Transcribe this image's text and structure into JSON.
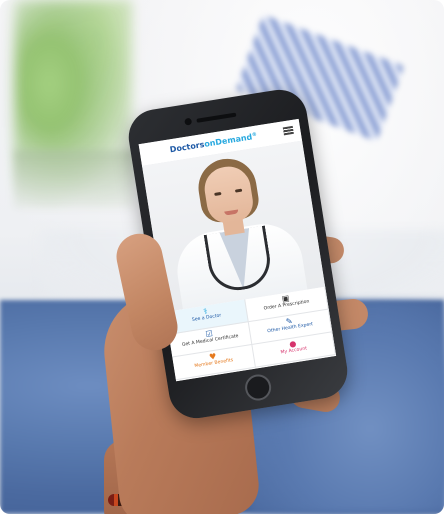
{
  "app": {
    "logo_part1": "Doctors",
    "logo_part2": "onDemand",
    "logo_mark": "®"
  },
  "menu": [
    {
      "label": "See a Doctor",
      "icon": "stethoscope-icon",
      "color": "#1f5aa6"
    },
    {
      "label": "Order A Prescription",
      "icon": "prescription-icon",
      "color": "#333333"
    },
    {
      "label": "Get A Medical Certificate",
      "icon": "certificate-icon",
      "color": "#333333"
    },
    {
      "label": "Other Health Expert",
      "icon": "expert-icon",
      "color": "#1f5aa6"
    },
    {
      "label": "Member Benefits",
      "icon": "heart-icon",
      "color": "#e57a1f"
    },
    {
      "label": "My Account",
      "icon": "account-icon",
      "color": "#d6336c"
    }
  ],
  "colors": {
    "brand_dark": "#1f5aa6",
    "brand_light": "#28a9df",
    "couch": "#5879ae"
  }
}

:: Task to carry out ::
Exclude the images, then output the data above word for word.

:: Correct response ::
Transcribe this image's text and structure into JSON.
{
  "app": {
    "logo_part1": "Doctors",
    "logo_part2": "onDemand",
    "logo_mark": "®"
  },
  "menu": [
    {
      "label": "See a Doctor",
      "icon": "stethoscope-icon",
      "color": "#1f5aa6"
    },
    {
      "label": "Order A Prescription",
      "icon": "prescription-icon",
      "color": "#333333"
    },
    {
      "label": "Get A Medical Certificate",
      "icon": "certificate-icon",
      "color": "#333333"
    },
    {
      "label": "Other Health Expert",
      "icon": "expert-icon",
      "color": "#1f5aa6"
    },
    {
      "label": "Member Benefits",
      "icon": "heart-icon",
      "color": "#e57a1f"
    },
    {
      "label": "My Account",
      "icon": "account-icon",
      "color": "#d6336c"
    }
  ],
  "colors": {
    "brand_dark": "#1f5aa6",
    "brand_light": "#28a9df",
    "couch": "#5879ae"
  }
}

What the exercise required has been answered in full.